(Image-based layout entries)
————————
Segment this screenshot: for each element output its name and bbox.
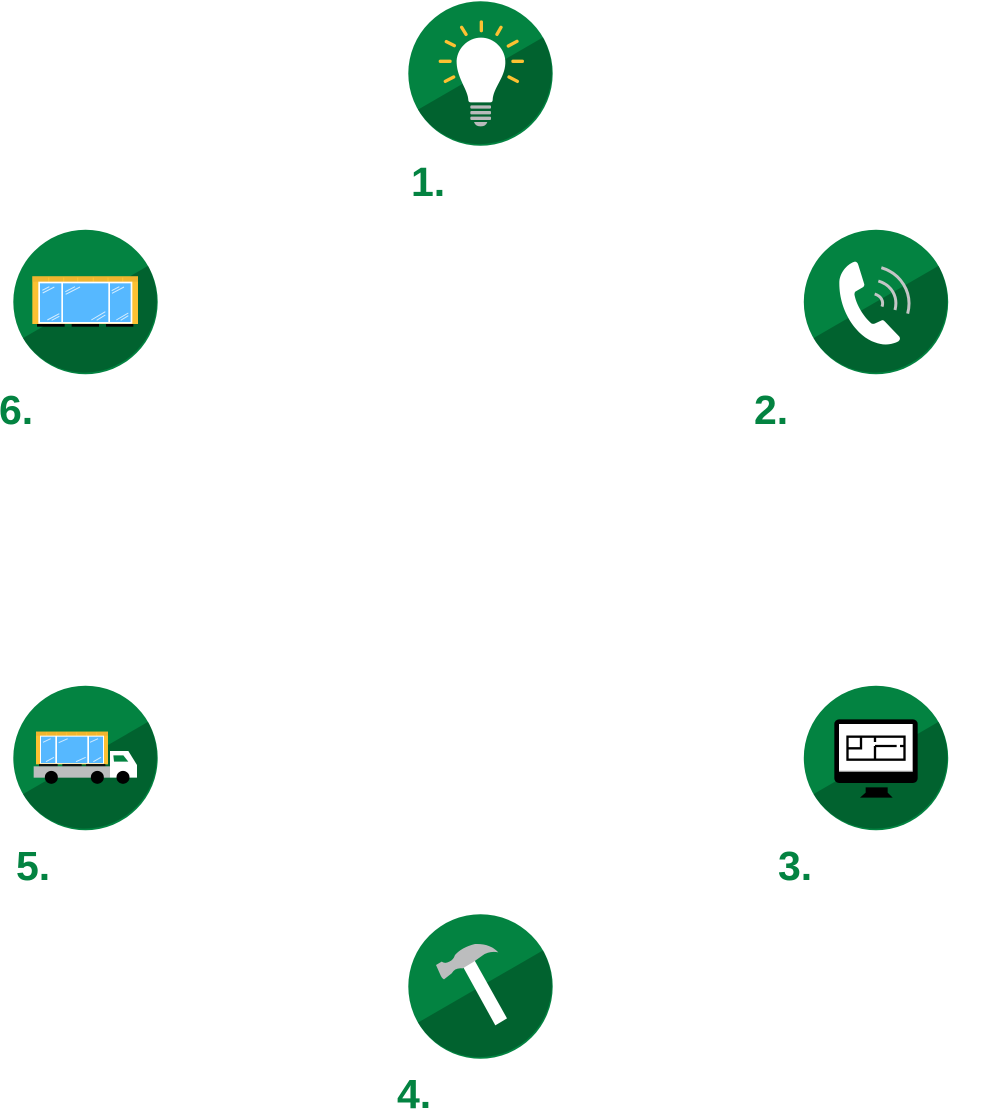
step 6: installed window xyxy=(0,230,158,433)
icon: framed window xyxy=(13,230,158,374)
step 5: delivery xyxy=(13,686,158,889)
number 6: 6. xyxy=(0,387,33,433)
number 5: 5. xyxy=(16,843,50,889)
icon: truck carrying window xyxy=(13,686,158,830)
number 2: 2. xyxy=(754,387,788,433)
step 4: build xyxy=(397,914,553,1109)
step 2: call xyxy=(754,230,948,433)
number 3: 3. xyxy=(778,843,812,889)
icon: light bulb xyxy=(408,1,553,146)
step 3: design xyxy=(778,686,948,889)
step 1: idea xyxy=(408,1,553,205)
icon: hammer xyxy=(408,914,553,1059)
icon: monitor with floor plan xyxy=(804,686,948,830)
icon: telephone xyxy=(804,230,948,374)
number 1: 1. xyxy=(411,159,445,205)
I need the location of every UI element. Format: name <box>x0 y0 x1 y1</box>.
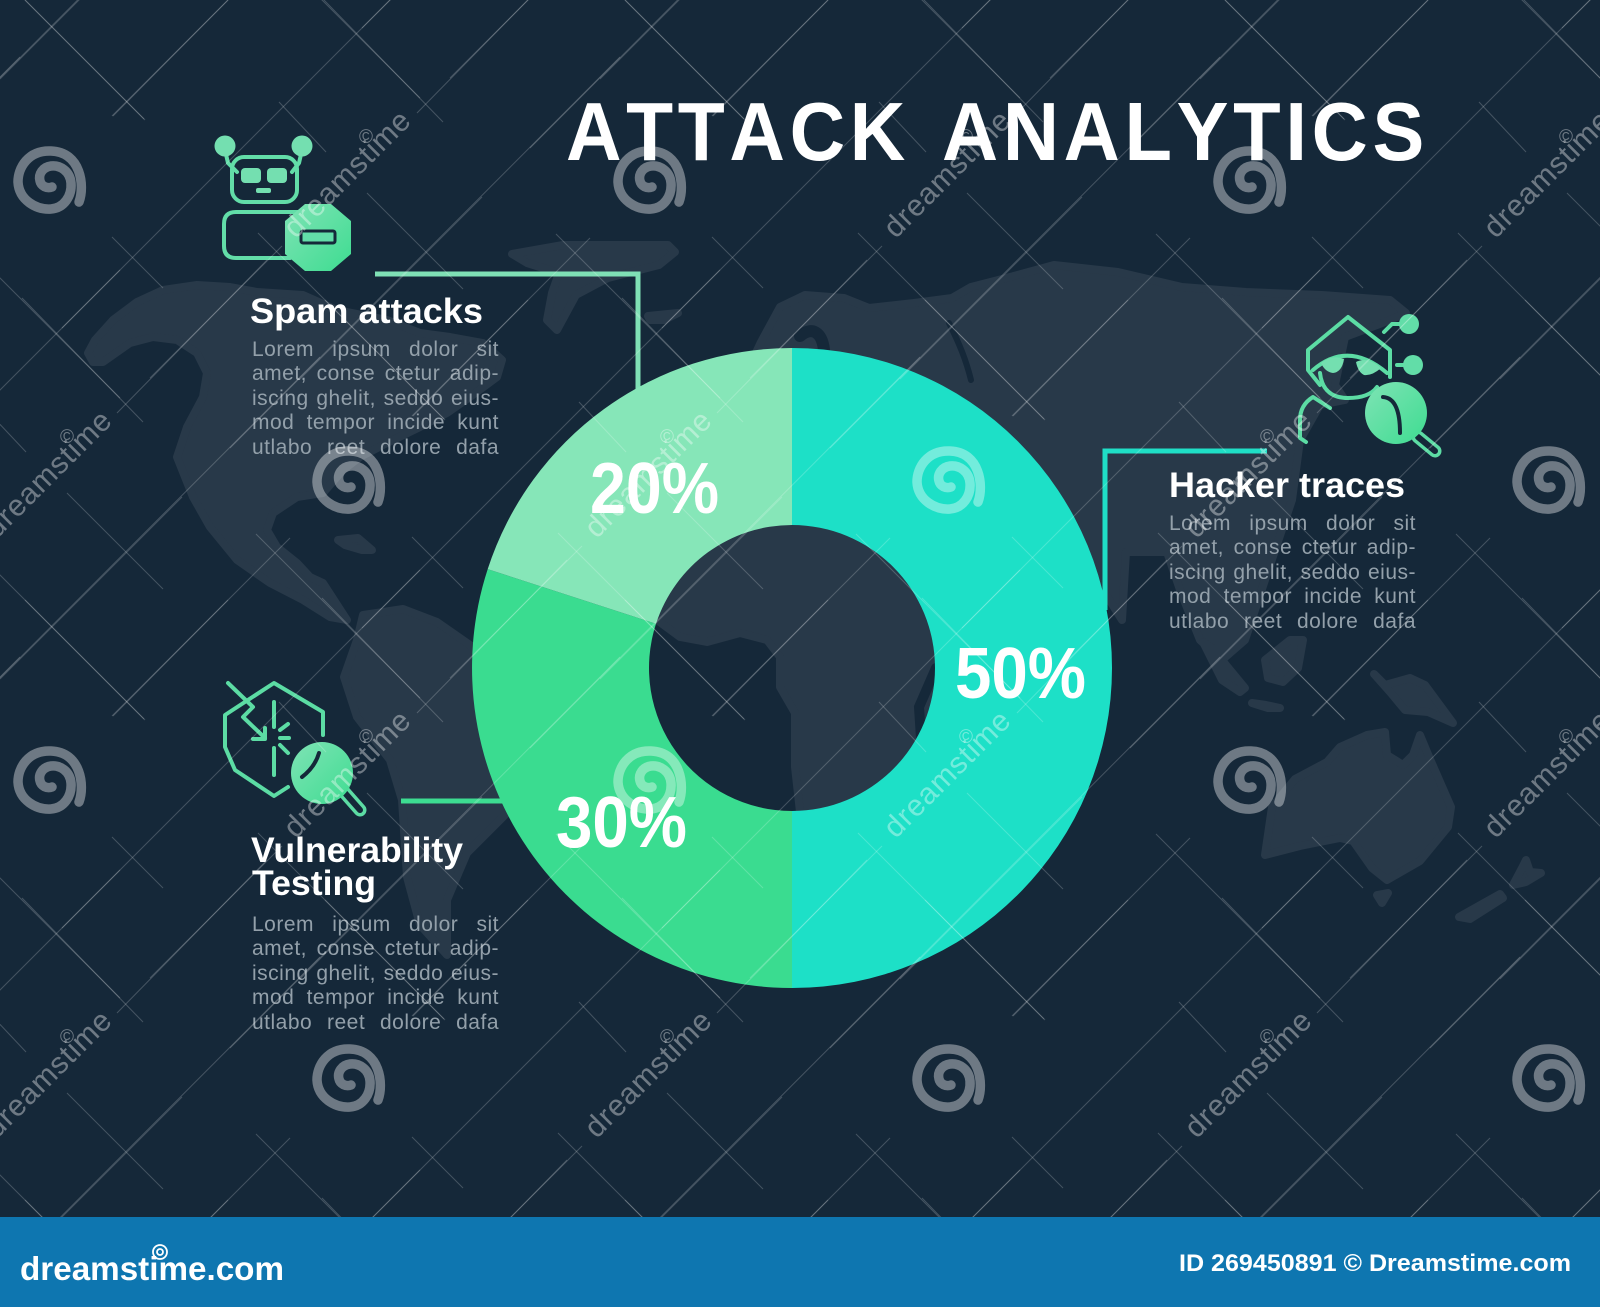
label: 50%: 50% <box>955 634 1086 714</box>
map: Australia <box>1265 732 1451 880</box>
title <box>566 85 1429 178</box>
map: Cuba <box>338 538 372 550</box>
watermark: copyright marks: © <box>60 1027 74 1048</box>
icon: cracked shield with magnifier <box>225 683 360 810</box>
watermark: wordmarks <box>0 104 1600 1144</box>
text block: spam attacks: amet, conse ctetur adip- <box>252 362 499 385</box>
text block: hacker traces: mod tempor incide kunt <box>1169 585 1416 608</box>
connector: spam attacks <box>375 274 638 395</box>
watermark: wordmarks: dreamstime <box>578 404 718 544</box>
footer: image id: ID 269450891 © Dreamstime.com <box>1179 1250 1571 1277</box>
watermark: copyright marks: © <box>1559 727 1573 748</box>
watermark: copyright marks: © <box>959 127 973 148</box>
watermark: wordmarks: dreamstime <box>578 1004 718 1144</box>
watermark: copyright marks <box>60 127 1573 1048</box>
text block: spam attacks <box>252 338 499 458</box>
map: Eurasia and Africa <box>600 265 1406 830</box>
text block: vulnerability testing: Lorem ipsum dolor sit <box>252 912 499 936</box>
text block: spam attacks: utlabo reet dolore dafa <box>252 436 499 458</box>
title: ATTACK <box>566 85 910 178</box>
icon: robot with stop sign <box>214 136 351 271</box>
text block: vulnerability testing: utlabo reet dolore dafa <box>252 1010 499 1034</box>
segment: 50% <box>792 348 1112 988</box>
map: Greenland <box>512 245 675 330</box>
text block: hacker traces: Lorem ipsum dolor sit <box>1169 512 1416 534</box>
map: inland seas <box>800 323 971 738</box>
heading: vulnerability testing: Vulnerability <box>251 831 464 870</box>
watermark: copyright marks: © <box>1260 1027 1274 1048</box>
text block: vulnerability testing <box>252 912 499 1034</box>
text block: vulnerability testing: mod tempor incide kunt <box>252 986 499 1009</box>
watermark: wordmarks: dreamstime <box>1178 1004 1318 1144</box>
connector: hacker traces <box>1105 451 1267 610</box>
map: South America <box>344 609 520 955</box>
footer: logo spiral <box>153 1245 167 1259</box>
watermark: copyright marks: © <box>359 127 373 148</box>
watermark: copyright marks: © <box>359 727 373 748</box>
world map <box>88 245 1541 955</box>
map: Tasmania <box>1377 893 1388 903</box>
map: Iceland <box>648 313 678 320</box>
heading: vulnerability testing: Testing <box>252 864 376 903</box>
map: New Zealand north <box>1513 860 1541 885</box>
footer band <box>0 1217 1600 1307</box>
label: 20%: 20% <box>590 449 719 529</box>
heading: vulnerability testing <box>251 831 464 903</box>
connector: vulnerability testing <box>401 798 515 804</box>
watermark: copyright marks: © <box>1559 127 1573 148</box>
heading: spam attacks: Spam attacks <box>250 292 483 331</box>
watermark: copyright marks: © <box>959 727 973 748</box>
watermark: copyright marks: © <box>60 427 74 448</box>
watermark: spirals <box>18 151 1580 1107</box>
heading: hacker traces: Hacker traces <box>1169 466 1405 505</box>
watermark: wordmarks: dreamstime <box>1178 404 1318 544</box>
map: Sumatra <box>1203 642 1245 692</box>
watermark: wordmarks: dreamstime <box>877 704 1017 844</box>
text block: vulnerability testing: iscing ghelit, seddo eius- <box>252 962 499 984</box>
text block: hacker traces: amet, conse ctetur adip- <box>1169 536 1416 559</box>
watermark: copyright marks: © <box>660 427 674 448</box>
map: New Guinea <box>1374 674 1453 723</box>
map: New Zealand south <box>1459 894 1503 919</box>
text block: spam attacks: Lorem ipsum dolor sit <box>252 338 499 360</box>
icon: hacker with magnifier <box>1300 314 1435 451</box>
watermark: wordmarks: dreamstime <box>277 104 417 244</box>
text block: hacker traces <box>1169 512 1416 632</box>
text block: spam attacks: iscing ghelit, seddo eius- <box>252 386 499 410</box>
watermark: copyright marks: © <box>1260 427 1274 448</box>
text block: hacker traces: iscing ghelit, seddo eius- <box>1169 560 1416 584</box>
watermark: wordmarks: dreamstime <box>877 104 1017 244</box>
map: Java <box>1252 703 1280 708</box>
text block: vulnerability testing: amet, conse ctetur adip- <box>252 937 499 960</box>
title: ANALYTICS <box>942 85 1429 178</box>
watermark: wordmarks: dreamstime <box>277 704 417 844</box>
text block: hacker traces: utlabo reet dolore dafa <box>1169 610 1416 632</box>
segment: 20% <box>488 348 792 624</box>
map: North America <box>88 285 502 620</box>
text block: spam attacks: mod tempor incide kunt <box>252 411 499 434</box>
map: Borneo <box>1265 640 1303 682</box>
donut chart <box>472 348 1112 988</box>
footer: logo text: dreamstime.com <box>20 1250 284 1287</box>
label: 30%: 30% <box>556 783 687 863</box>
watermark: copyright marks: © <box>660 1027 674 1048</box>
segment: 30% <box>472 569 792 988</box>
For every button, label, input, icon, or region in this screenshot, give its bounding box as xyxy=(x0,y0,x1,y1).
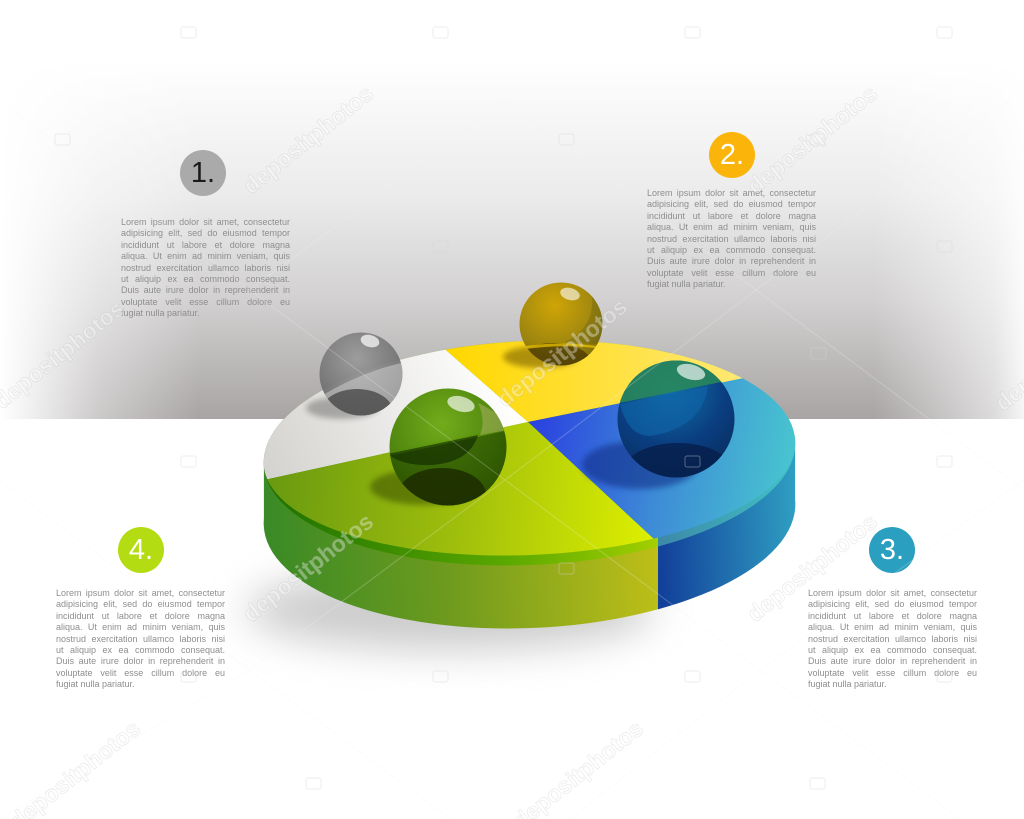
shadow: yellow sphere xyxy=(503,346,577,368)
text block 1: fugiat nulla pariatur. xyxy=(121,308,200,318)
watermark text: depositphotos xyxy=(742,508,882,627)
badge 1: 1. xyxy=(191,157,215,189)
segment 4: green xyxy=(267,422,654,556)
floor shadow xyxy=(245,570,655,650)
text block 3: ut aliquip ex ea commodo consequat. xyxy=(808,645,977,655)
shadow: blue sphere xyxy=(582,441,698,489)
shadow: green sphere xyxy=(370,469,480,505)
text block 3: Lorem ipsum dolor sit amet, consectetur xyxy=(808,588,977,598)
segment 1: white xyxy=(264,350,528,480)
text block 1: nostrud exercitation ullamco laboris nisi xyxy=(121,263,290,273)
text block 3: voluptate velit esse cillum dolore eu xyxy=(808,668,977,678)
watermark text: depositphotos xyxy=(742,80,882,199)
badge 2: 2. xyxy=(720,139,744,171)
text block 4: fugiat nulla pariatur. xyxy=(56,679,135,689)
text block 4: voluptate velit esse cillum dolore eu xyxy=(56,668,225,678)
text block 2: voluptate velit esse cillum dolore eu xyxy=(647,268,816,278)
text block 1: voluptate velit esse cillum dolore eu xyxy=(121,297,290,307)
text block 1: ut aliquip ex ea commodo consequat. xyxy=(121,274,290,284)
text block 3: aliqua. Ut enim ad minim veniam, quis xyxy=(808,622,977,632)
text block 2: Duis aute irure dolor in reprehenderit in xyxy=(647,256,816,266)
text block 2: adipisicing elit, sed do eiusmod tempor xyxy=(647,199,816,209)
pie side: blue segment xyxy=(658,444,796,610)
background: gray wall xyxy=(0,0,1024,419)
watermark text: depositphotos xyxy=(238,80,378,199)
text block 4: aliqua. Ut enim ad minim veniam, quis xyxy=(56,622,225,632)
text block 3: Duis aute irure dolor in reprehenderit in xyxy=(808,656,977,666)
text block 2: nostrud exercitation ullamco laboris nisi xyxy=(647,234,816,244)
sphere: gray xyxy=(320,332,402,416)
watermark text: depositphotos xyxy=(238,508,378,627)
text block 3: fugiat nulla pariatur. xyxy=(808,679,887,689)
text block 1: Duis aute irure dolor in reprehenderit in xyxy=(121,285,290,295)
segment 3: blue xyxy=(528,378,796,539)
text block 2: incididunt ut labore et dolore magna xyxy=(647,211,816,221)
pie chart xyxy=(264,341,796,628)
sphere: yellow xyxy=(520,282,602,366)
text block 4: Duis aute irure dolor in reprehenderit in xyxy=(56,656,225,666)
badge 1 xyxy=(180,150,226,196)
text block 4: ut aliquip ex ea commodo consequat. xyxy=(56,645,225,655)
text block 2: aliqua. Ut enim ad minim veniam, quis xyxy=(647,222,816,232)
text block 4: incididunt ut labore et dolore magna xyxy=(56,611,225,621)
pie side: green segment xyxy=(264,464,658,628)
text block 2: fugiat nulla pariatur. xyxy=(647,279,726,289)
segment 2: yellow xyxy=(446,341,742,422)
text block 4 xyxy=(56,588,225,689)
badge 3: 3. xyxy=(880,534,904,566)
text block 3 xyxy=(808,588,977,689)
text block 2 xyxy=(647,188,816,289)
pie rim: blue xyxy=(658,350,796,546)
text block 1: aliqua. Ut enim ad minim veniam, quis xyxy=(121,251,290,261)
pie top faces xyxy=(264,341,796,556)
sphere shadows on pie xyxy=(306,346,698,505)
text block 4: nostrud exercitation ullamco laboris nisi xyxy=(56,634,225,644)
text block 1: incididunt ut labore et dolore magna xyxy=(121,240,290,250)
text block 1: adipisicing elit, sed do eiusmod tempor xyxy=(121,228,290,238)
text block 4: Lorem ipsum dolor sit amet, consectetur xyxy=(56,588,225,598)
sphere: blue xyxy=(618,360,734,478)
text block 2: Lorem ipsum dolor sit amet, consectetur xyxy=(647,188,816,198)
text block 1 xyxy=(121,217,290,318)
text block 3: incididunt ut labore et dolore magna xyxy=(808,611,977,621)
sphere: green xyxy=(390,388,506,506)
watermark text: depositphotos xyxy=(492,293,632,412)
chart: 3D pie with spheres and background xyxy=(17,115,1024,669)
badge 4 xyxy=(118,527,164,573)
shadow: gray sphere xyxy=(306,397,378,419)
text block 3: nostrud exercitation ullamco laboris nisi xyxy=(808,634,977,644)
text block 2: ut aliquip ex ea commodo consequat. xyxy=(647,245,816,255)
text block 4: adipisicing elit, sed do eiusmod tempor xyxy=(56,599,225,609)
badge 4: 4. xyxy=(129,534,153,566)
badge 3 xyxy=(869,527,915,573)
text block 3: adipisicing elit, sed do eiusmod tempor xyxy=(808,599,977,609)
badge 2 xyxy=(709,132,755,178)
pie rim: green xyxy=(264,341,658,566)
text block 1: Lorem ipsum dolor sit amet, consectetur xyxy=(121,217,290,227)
————————
Rewrite the records starting with the line with "label: 50%: 50% <box>955 634 1086 714</box>" and going on through the line with "watermark: copyright marks: © <box>1559 727", replacing "wordmarks" with "brand names". Give back only those lines, with nothing else changed.

label: 50%: 50% <box>955 634 1086 714</box>
map: Australia <box>1265 732 1451 880</box>
title <box>566 85 1429 178</box>
map: Cuba <box>338 538 372 550</box>
watermark: copyright marks: © <box>60 1027 74 1048</box>
icon: cracked shield with magnifier <box>225 683 360 810</box>
watermark: brand names <box>0 104 1600 1144</box>
text block: spam attacks: amet, conse ctetur adip- <box>252 362 499 385</box>
text block: hacker traces: mod tempor incide kunt <box>1169 585 1416 608</box>
connector: spam attacks <box>375 274 638 395</box>
watermark: brand names: dreamstime <box>578 404 718 544</box>
footer: image id: ID 269450891 © Dreamstime.com <box>1179 1250 1571 1277</box>
watermark: copyright marks: © <box>1559 727 1573 748</box>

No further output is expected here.